**SHORT TASK:**
Within the data below, state how many lines contain the string "India". Provide the number only.

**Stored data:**
------------------------------------------------------------

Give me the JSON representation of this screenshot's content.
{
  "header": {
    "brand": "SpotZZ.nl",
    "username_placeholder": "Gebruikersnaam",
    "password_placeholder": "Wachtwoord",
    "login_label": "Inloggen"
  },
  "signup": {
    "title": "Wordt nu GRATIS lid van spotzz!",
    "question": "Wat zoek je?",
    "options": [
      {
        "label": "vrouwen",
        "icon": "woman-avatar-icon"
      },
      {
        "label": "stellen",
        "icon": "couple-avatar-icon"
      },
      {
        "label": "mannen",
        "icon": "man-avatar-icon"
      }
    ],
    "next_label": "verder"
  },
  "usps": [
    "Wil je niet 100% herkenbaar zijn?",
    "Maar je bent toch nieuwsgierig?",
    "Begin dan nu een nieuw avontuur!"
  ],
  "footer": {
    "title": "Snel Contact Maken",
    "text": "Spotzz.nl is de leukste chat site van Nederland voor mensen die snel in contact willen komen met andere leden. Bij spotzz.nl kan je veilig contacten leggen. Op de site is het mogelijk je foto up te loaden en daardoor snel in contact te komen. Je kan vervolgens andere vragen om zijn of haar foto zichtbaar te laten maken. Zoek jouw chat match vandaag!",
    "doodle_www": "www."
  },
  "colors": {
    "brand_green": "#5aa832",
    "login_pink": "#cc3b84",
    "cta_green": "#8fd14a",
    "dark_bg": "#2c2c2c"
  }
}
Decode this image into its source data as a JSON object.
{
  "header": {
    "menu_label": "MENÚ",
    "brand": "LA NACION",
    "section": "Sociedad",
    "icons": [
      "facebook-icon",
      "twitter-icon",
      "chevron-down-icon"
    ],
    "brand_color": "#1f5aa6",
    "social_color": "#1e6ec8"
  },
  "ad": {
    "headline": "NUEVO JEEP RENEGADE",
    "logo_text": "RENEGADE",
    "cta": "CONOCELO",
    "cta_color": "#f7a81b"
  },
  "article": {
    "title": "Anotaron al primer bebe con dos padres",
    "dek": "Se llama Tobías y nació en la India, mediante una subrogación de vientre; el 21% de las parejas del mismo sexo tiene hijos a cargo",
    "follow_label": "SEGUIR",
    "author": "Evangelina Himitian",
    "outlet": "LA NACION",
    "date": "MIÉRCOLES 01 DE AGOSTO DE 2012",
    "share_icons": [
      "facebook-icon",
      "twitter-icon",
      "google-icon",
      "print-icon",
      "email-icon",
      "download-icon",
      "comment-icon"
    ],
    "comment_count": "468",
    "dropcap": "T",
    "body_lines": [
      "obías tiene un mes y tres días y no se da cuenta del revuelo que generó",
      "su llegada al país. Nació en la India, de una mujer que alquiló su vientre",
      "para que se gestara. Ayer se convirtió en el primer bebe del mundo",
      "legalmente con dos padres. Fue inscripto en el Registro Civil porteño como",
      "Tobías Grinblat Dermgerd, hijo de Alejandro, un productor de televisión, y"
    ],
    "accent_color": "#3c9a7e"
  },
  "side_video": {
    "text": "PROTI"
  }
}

------------------------------------------------------------

**TASK OUTPUT:**
2